Reproduce the listing below word for word, with no pictures.

* begin *

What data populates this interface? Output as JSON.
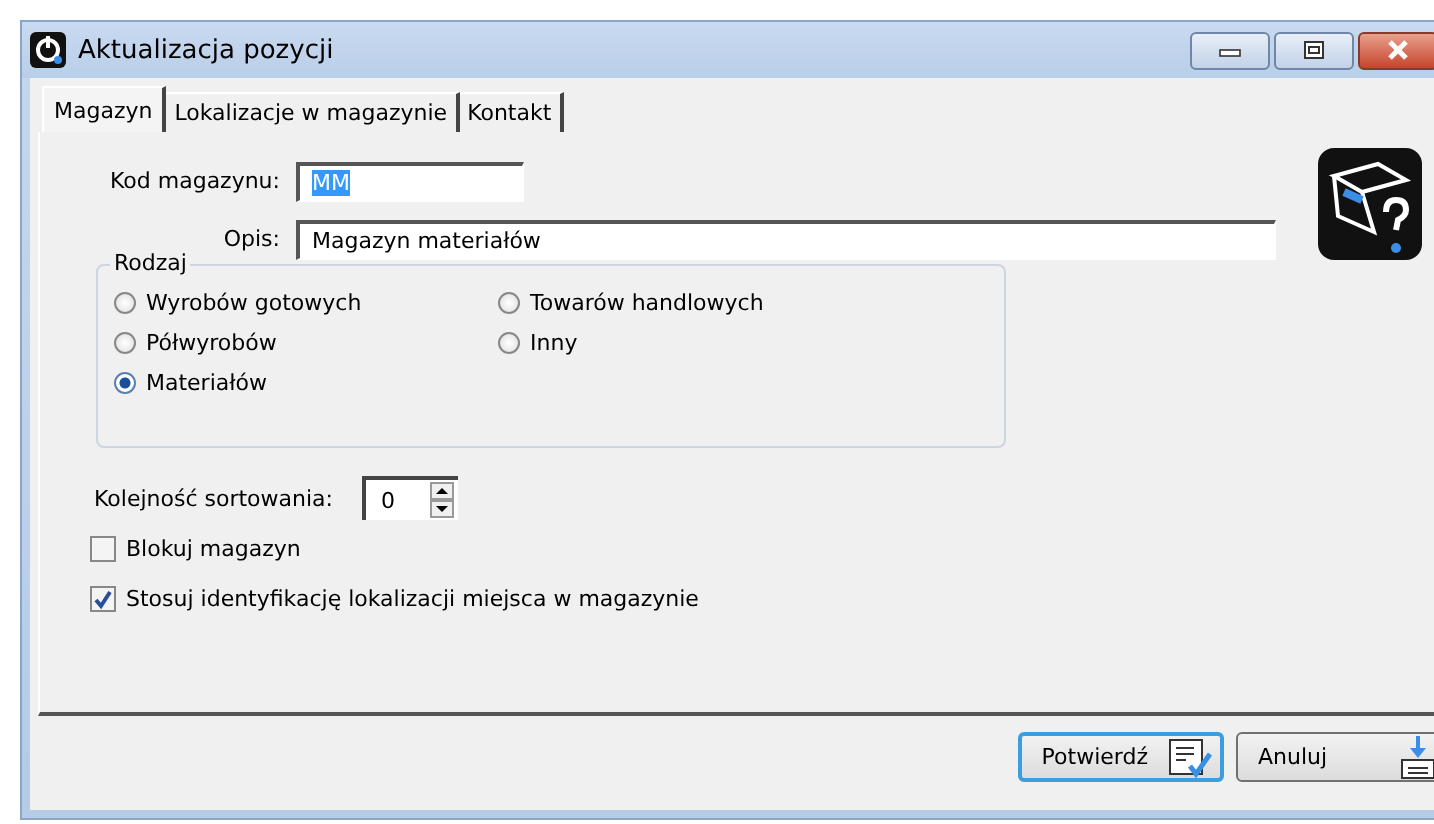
{
  "window": {
    "title": "Aktualizacja pozycji"
  },
  "tabs": [
    {
      "label": "Magazyn",
      "selected": true
    },
    {
      "label": "Lokalizacje w magazynie",
      "selected": false
    },
    {
      "label": "Kontakt",
      "selected": false
    }
  ],
  "fields": [
    {
      "label": "Kod magazynu:",
      "value": "MM",
      "highlighted": true,
      "kind": "short"
    },
    {
      "label": "Opis:",
      "value": "Magazyn materiałów",
      "highlighted": false,
      "kind": "long"
    }
  ],
  "group": {
    "title": "Rodzaj",
    "options": [
      {
        "label": "Wyrobów gotowych",
        "selected": false
      },
      {
        "label": "Towarów handlowych",
        "selected": false
      },
      {
        "label": "Półwyrobów",
        "selected": false
      },
      {
        "label": "Inny",
        "selected": false
      },
      {
        "label": "Materiałów",
        "selected": true
      }
    ]
  },
  "sort_order": {
    "label": "Kolejność sortowania:",
    "value": "0"
  },
  "checkboxes": [
    {
      "label": "Blokuj magazyn",
      "checked": false
    },
    {
      "label": "Stosuj identyfikację lokalizacji miejsca w magazynie",
      "checked": true
    }
  ],
  "buttons": [
    {
      "label": "Potwierdź",
      "kind": "confirm"
    },
    {
      "label": "Anuluj",
      "kind": "cancel"
    }
  ]
}
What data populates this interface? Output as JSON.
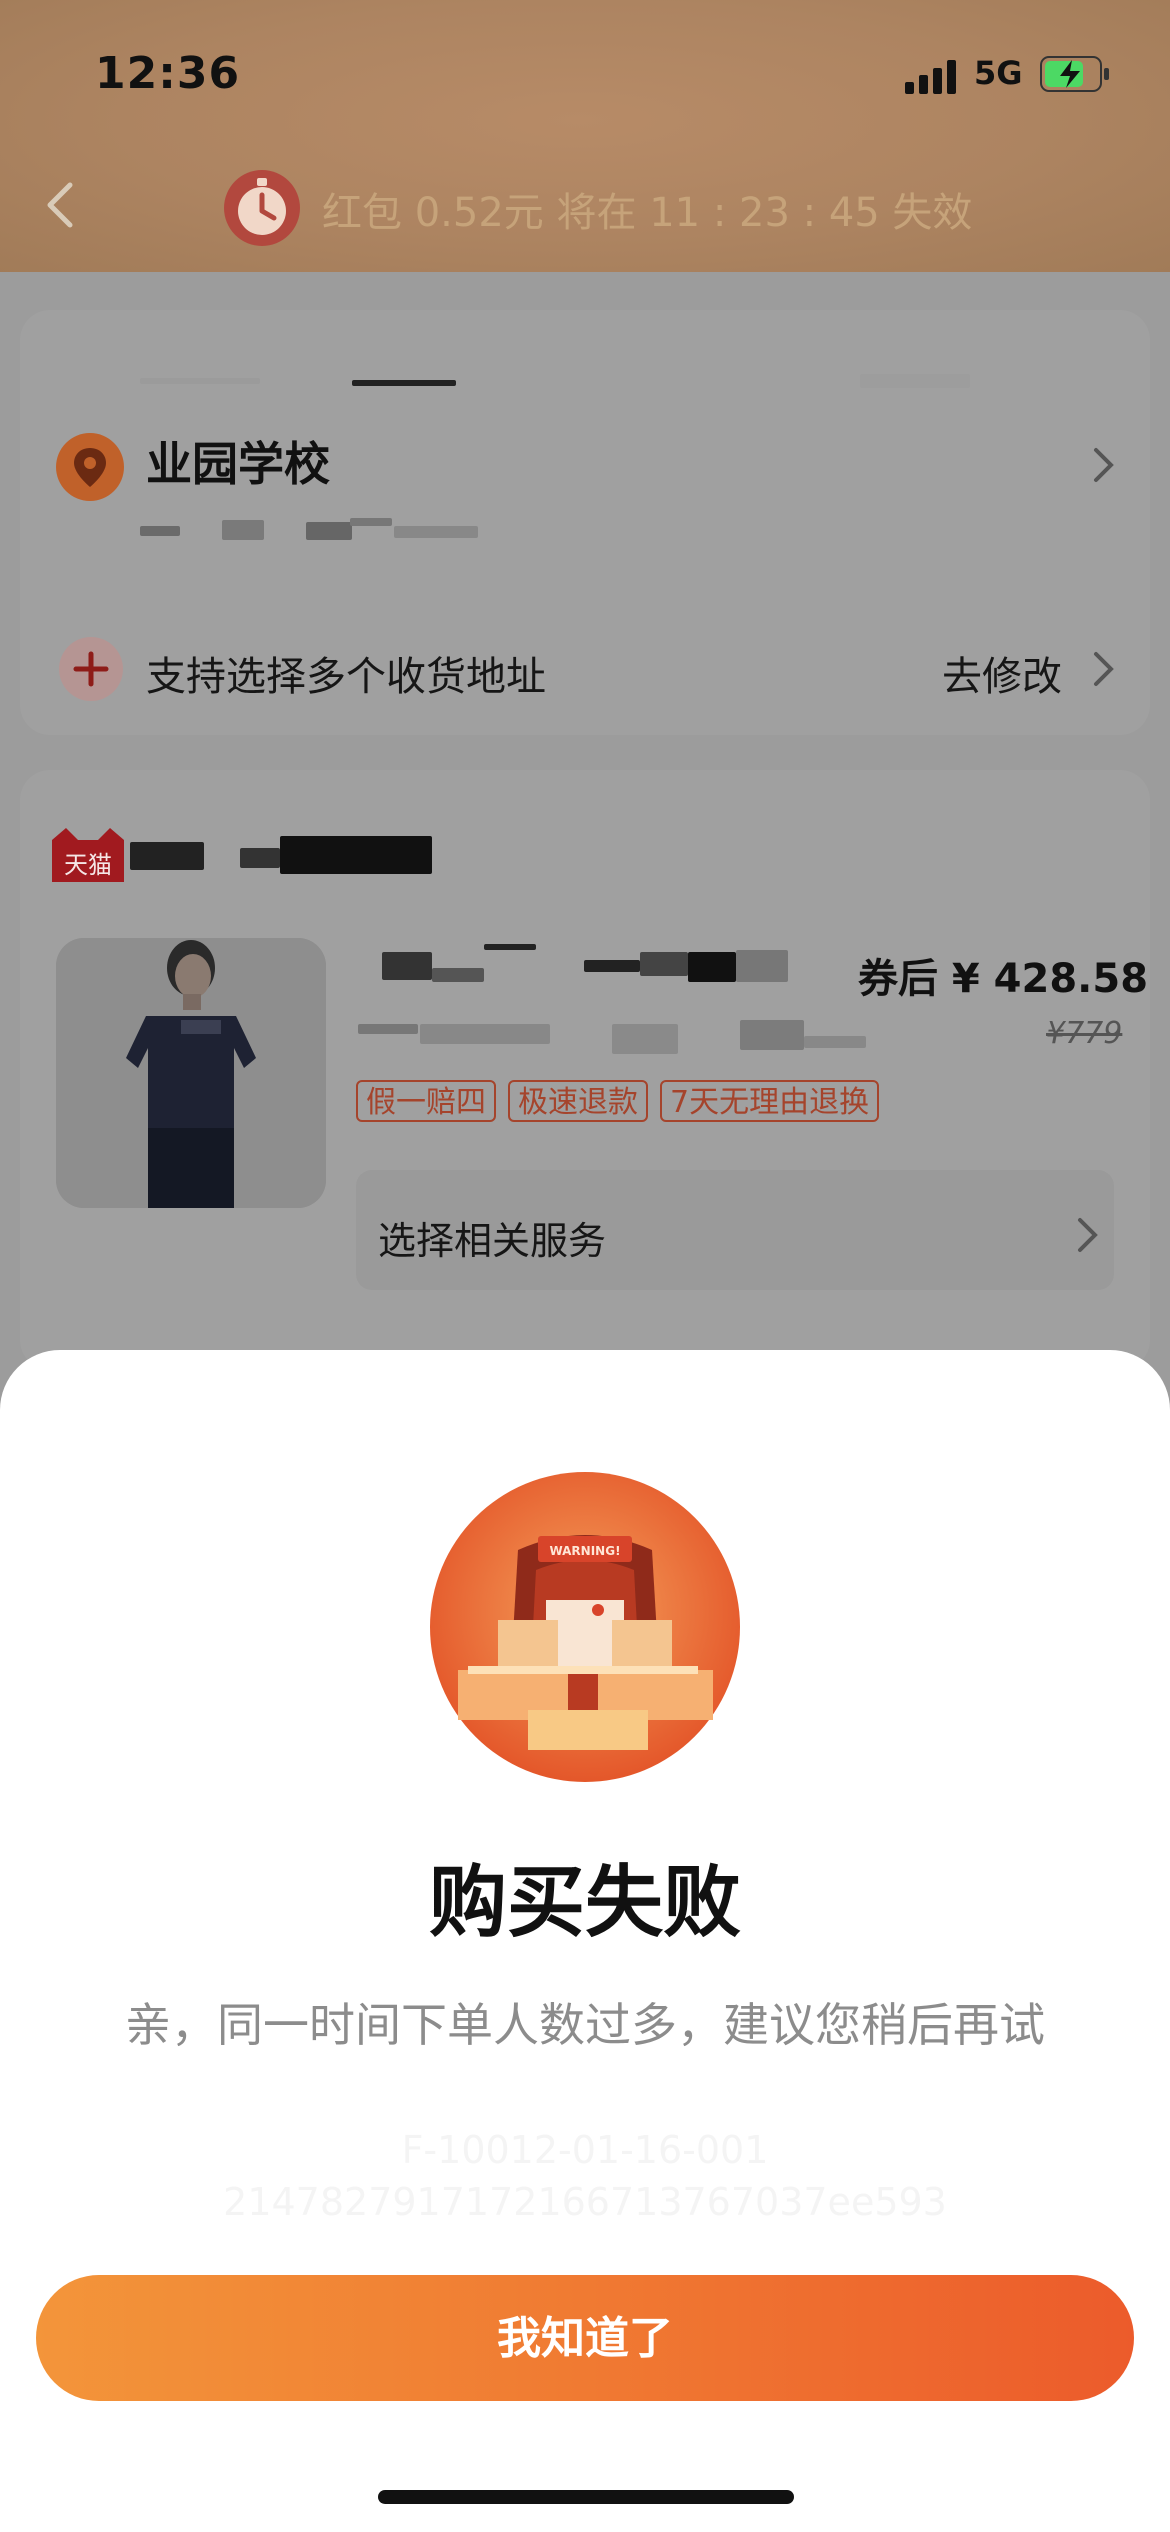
{
  "status_bar": {
    "time": "12:36",
    "network": "5G"
  },
  "header": {
    "countdown_text": "红包 0.52元 将在  11 : 23 : 45  失效"
  },
  "address": {
    "name": "业园学校",
    "multi_address": "支持选择多个收货地址",
    "edit": "去修改"
  },
  "shop": {
    "logo_text": "天猫"
  },
  "product": {
    "price": "券后 ¥ 428.58",
    "original_price": "¥779",
    "tags": [
      "假一赔四",
      "极速退款",
      "7天无理由退换"
    ],
    "service": "选择相关服务"
  },
  "dialog": {
    "title": "购买失败",
    "message": "亲，同一时间下单人数过多，建议您稍后再试",
    "error_code": "F-10012-01-16-001",
    "trace_id": "2147827917172166713767037ee593",
    "button": "我知道了",
    "illustration_label": "WARNING!"
  },
  "colors": {
    "accent": "#f07a32",
    "tag": "#a5442c"
  }
}
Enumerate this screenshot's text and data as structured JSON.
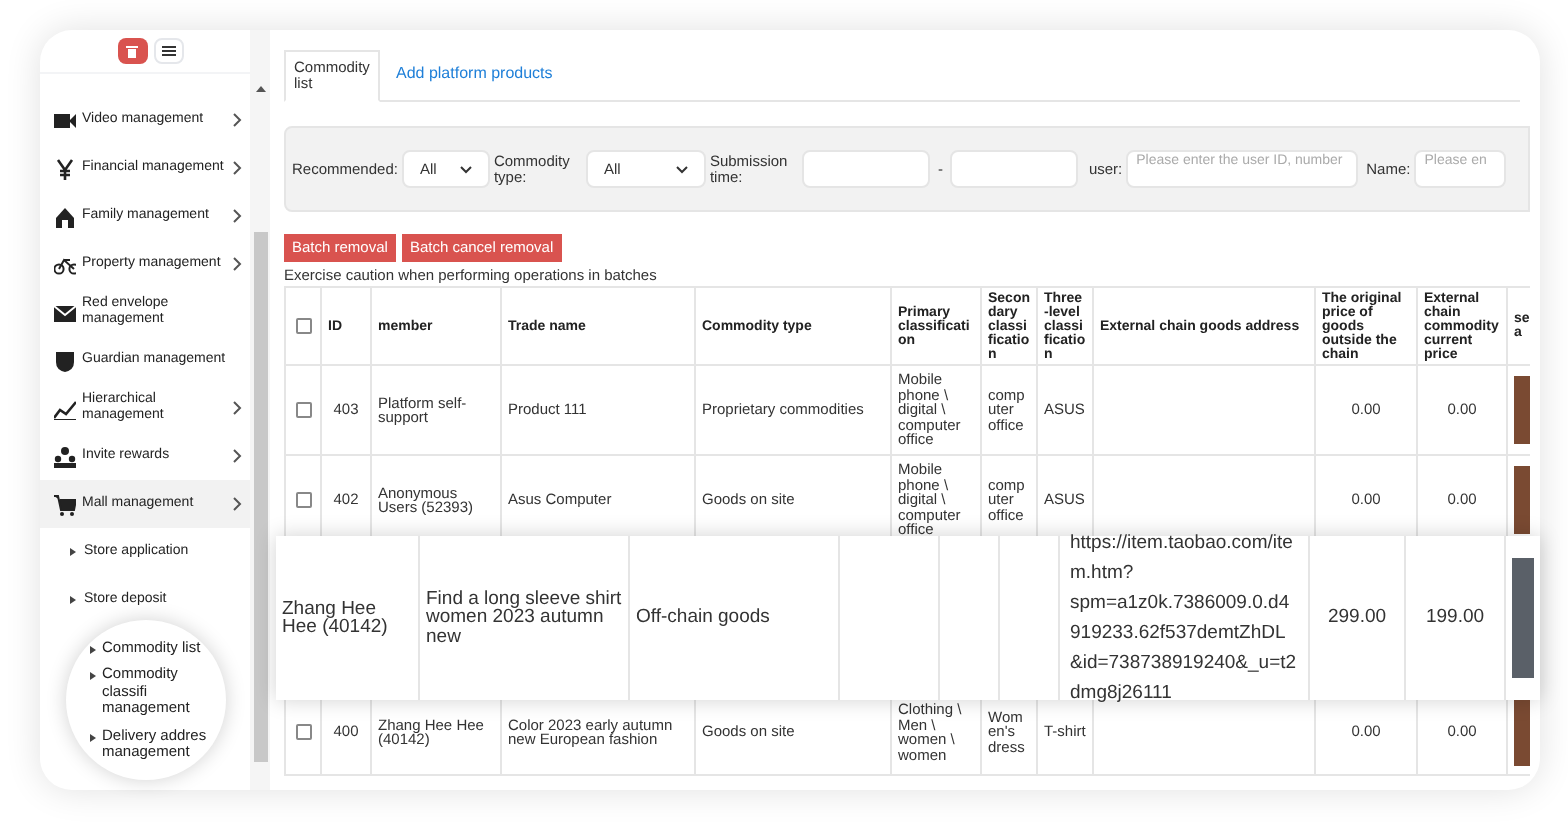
{
  "sidebar": {
    "items": [
      {
        "label": "Video management",
        "expandable": true,
        "selected": false
      },
      {
        "label": "Financial management",
        "expandable": true,
        "selected": false
      },
      {
        "label": "Family management",
        "expandable": true,
        "selected": false
      },
      {
        "label": "Property management",
        "expandable": true,
        "selected": false
      },
      {
        "label": "Red envelope management",
        "expandable": false,
        "selected": false
      },
      {
        "label": "Guardian management",
        "expandable": false,
        "selected": false
      },
      {
        "label": "Hierarchical management",
        "expandable": true,
        "selected": false
      },
      {
        "label": "Invite rewards",
        "expandable": true,
        "selected": false
      },
      {
        "label": "Mall management",
        "expandable": true,
        "selected": true,
        "children": [
          {
            "label": "Store application"
          },
          {
            "label": "Store deposit"
          }
        ]
      }
    ]
  },
  "magnifier": {
    "items": [
      "Commodity list",
      "Commodity classifi management",
      "Delivery addres management"
    ]
  },
  "tabs": [
    {
      "label": "Commodity list",
      "selected": true
    },
    {
      "label": "Add platform products",
      "selected": false
    }
  ],
  "filters": [
    {
      "kind": "select",
      "label": "Recommended:",
      "value": "All"
    },
    {
      "kind": "select",
      "label": "Commodity type:",
      "value": "All"
    },
    {
      "kind": "range",
      "label": "Submission time:",
      "separator": "-"
    },
    {
      "kind": "text",
      "label": "user:",
      "placeholder": "Please enter the user ID, number"
    },
    {
      "kind": "text",
      "label": "Name:",
      "placeholder": "Please en"
    }
  ],
  "actions": [
    "Batch removal",
    "Batch cancel removal"
  ],
  "note": "Exercise caution when performing operations in batches",
  "table": {
    "all_checked": false,
    "columns": [
      "ID",
      "member",
      "Trade name",
      "Commodity type",
      "Primary classification",
      "Secondary classification",
      "Three-level classification",
      "External chain goods address",
      "The original price of goods outside the chain",
      "External chain commodity current price",
      "sea"
    ],
    "rows": [
      {
        "kind": "row",
        "checked": false,
        "id": "403",
        "member": "Platform self-support",
        "trade_name": "Product 111",
        "commodity_type": "Proprietary commodities",
        "primary": "Mobile phone \\ digital \\ computer office",
        "secondary": "computer office",
        "three_level": "ASUS",
        "original_price": "0.00",
        "current_price": "0.00"
      },
      {
        "kind": "row",
        "checked": false,
        "id": "402",
        "member": "Anonymous Users (52393)",
        "trade_name": "Asus Computer",
        "commodity_type": "Goods on site",
        "primary": "Mobile phone \\ digital \\ computer office",
        "secondary": "computer office",
        "three_level": "ASUS",
        "original_price": "0.00",
        "current_price": "0.00"
      },
      {
        "kind": "callout",
        "member": "Zhang Hee Hee (40142)",
        "trade_name": "Find a long sleeve shirt women 2023 autumn new",
        "commodity_type": "Off-chain goods",
        "address": "https://item.taobao.com/item.htm?spm=a1z0k.7386009.0.d4919233.62f537demtZhDL&id=738738919240&_u=t2dmg8j26111",
        "original_price": "299.00",
        "current_price": "199.00"
      },
      {
        "kind": "row",
        "checked": false,
        "id": "400",
        "member": "Zhang Hee Hee (40142)",
        "trade_name": "Color 2023 early autumn new European fashion",
        "commodity_type": "Goods on site",
        "primary": "Clothing \\ Men \\ women \\ women",
        "secondary": "Women's dress",
        "three_level": "T-shirt",
        "original_price": "0.00",
        "current_price": "0.00"
      }
    ]
  }
}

* end *

▶ _SOLUTION TO THE PROBLEM_:
What data populates this interface? Output as JSON.
{
  "window": {
    "title": "Aktualizacja pozycji"
  },
  "tabs": [
    {
      "label": "Magazyn",
      "selected": true
    },
    {
      "label": "Lokalizacje w magazynie",
      "selected": false
    },
    {
      "label": "Kontakt",
      "selected": false
    }
  ],
  "fields": [
    {
      "label": "Kod magazynu:",
      "value": "MM",
      "highlighted": true,
      "kind": "short"
    },
    {
      "label": "Opis:",
      "value": "Magazyn materiałów",
      "highlighted": false,
      "kind": "long"
    }
  ],
  "group": {
    "title": "Rodzaj",
    "options": [
      {
        "label": "Wyrobów gotowych",
        "selected": false
      },
      {
        "label": "Towarów handlowych",
        "selected": false
      },
      {
        "label": "Półwyrobów",
        "selected": false
      },
      {
        "label": "Inny",
        "selected": false
      },
      {
        "label": "Materiałów",
        "selected": true
      }
    ]
  },
  "sort_order": {
    "label": "Kolejność sortowania:",
    "value": "0"
  },
  "checkboxes": [
    {
      "label": "Blokuj magazyn",
      "checked": false
    },
    {
      "label": "Stosuj identyfikację lokalizacji miejsca w magazynie",
      "checked": true
    }
  ],
  "buttons": [
    {
      "label": "Potwierdź",
      "kind": "confirm"
    },
    {
      "label": "Anuluj",
      "kind": "cancel"
    }
  ]
}
What data populates this interface? Output as JSON.
{
  "status_bar": {
    "time": "12:36",
    "network": "5G"
  },
  "header": {
    "countdown_text": "红包 0.52元 将在  11 : 23 : 45  失效"
  },
  "address": {
    "name": "业园学校",
    "multi_address": "支持选择多个收货地址",
    "edit": "去修改"
  },
  "shop": {
    "logo_text": "天猫"
  },
  "product": {
    "price": "券后 ¥ 428.58",
    "original_price": "¥779",
    "tags": [
      "假一赔四",
      "极速退款",
      "7天无理由退换"
    ],
    "service": "选择相关服务"
  },
  "dialog": {
    "title": "购买失败",
    "message": "亲，同一时间下单人数过多，建议您稍后再试",
    "error_code": "F-10012-01-16-001",
    "trace_id": "2147827917172166713767037ee593",
    "button": "我知道了",
    "illustration_label": "WARNING!"
  },
  "colors": {
    "accent": "#f07a32",
    "tag": "#a5442c"
  }
}
Enumerate this screenshot's text and data as structured JSON.
{
  "sidebar": {
    "items": [
      {
        "label": "Video management",
        "expandable": true,
        "selected": false
      },
      {
        "label": "Financial management",
        "expandable": true,
        "selected": false
      },
      {
        "label": "Family management",
        "expandable": true,
        "selected": false
      },
      {
        "label": "Property management",
        "expandable": true,
        "selected": false
      },
      {
        "label": "Red envelope management",
        "expandable": false,
        "selected": false
      },
      {
        "label": "Guardian management",
        "expandable": false,
        "selected": false
      },
      {
        "label": "Hierarchical management",
        "expandable": true,
        "selected": false
      },
      {
        "label": "Invite rewards",
        "expandable": true,
        "selected": false
      },
      {
        "label": "Mall management",
        "expandable": true,
        "selected": true,
        "children": [
          {
            "label": "Store application"
          },
          {
            "label": "Store deposit"
          }
        ]
      }
    ]
  },
  "magnifier": {
    "items": [
      "Commodity list",
      "Commodity classifi management",
      "Delivery addres management"
    ]
  },
  "tabs": [
    {
      "label": "Commodity list",
      "selected": true
    },
    {
      "label": "Add platform products",
      "selected": false
    }
  ],
  "filters": [
    {
      "kind": "select",
      "label": "Recommended:",
      "value": "All"
    },
    {
      "kind": "select",
      "label": "Commodity type:",
      "value": "All"
    },
    {
      "kind": "range",
      "label": "Submission time:",
      "separator": "-"
    },
    {
      "kind": "text",
      "label": "user:",
      "placeholder": "Please enter the user ID, number"
    },
    {
      "kind": "text",
      "label": "Name:",
      "placeholder": "Please en"
    }
  ],
  "actions": [
    "Batch removal",
    "Batch cancel removal"
  ],
  "note": "Exercise caution when performing operations in batches",
  "table": {
    "all_checked": false,
    "columns": [
      "ID",
      "member",
      "Trade name",
      "Commodity type",
      "Primary classification",
      "Secondary classification",
      "Three-level classification",
      "External chain goods address",
      "The original price of goods outside the chain",
      "External chain commodity current price",
      "sea"
    ],
    "rows": [
      {
        "kind": "row",
        "checked": false,
        "id": "403",
        "member": "Platform self-support",
        "trade_name": "Product 111",
        "commodity_type": "Proprietary commodities",
        "primary": "Mobile phone \\ digital \\ computer office",
        "secondary": "computer office",
        "three_level": "ASUS",
        "original_price": "0.00",
        "current_price": "0.00"
      },
      {
        "kind": "row",
        "checked": false,
        "id": "402",
        "member": "Anonymous Users (52393)",
        "trade_name": "Asus Computer",
        "commodity_type": "Goods on site",
        "primary": "Mobile phone \\ digital \\ computer office",
        "secondary": "computer office",
        "three_level": "ASUS",
        "original_price": "0.00",
        "current_price": "0.00"
      },
      {
        "kind": "callout",
        "member": "Zhang Hee Hee (40142)",
        "trade_name": "Find a long sleeve shirt women 2023 autumn new",
        "commodity_type": "Off-chain goods",
        "address": "https://item.taobao.com/item.htm?spm=a1z0k.7386009.0.d4919233.62f537demtZhDL&id=738738919240&_u=t2dmg8j26111",
        "original_price": "299.00",
        "current_price": "199.00"
      },
      {
        "kind": "row",
        "checked": false,
        "id": "400",
        "member": "Zhang Hee Hee (40142)",
        "trade_name": "Color 2023 early autumn new European fashion",
        "commodity_type": "Goods on site",
        "primary": "Clothing \\ Men \\ women \\ women",
        "secondary": "Women's dress",
        "three_level": "T-shirt",
        "original_price": "0.00",
        "current_price": "0.00"
      }
    ]
  }
}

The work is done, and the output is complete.